TASK DIRECTIONS: Return all of the data exactly as written, without the pictures.

RECORDS FOR THE TASK:

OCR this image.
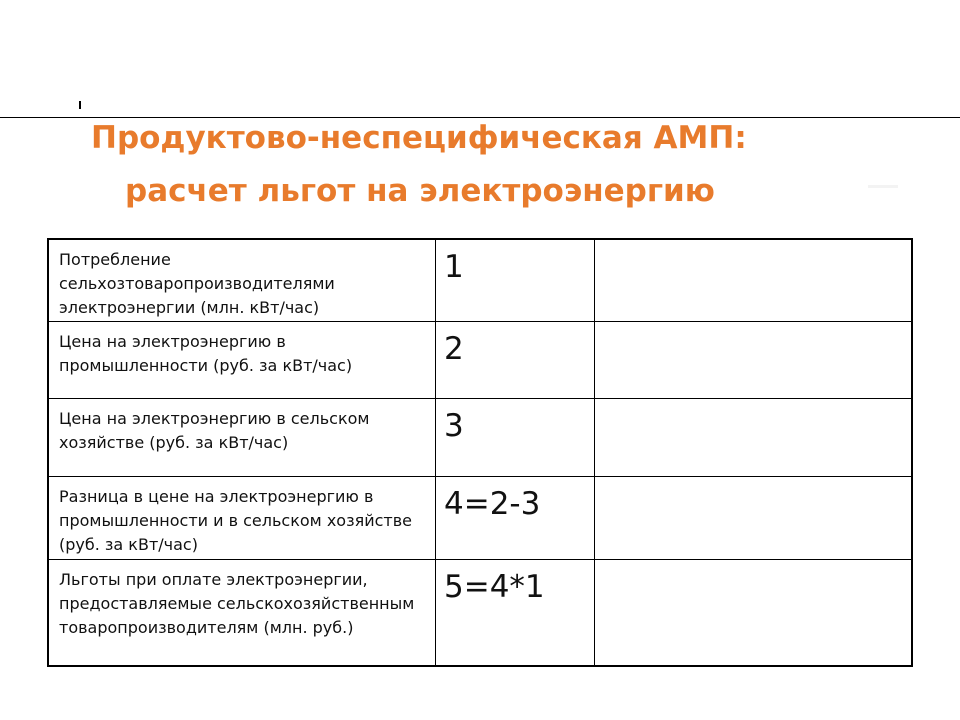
Продуктово-неспецифическая АМП:
расчет льгот на электроэнергию
Потребление сельхозтоваропроизводителями электроэнергии (млн. кВт/час)	1	
Цена на электроэнергию в промышленности (руб. за кВт/час)	2	
Цена на электроэнергию в сельском хозяйстве (руб. за кВт/час)	3	
Разница в цене на электроэнергию в промышленности и в сельском хозяйстве (руб. за кВт/час)	4=2-3	
Льготы при оплате электроэнергии, предоставляемые сельскохозяйственным товаропроизводителям (млн. руб.)	5=4*1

ANSWER IN FULL:
OCR this image.
Продуктово-неспецифическая АМП:
расчет льгот на электроэнергию
Потребление сельхозтоваропроизводителями электроэнергии (млн. кВт/час)	1	
Цена на электроэнергию в промышленности (руб. за кВт/час)	2	
Цена на электроэнергию в сельском хозяйстве (руб. за кВт/час)	3	
Разница в цене на электроэнергию в промышленности и в сельском хозяйстве (руб. за кВт/час)	4=2-3	
Льготы при оплате электроэнергии, предоставляемые сельскохозяйственным товаропроизводителям (млн. руб.)	5=4*1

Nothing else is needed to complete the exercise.